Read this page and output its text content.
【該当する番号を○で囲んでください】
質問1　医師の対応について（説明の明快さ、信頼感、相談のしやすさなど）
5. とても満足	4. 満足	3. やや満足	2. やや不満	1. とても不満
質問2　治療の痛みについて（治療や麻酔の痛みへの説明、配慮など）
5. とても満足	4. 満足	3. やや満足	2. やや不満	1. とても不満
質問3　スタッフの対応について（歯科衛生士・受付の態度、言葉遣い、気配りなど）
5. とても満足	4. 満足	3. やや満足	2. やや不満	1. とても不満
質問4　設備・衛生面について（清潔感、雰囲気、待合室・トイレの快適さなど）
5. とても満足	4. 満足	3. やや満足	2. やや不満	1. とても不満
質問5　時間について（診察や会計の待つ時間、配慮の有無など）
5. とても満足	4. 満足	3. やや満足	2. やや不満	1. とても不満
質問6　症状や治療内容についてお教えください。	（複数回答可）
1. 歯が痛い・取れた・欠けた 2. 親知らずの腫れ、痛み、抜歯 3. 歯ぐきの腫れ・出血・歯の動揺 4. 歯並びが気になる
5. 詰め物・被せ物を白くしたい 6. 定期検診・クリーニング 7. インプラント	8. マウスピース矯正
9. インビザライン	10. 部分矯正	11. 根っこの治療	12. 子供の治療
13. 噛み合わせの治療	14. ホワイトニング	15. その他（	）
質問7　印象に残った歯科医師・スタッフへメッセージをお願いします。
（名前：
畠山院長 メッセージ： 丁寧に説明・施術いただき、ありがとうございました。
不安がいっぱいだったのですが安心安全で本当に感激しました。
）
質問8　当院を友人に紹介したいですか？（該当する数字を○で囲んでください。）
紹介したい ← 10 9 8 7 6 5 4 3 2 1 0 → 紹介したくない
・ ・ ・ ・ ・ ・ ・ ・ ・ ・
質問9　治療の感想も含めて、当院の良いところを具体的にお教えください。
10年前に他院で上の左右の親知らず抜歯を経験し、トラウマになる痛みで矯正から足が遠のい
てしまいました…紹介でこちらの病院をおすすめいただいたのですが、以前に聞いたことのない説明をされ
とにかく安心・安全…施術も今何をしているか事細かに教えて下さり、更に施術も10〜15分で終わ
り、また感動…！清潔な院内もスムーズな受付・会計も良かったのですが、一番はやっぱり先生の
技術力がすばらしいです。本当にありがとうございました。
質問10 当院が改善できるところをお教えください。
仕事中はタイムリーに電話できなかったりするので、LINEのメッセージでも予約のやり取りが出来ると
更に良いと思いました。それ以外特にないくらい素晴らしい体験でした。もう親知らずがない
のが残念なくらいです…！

● Problem statement
Select and copy each line from the data that includes the word "で囲んでください".

● Task response
【該当する番号を○で囲んでください】
質問8　当院を友人に紹介したいですか？（該当する数字を○で囲んでください。）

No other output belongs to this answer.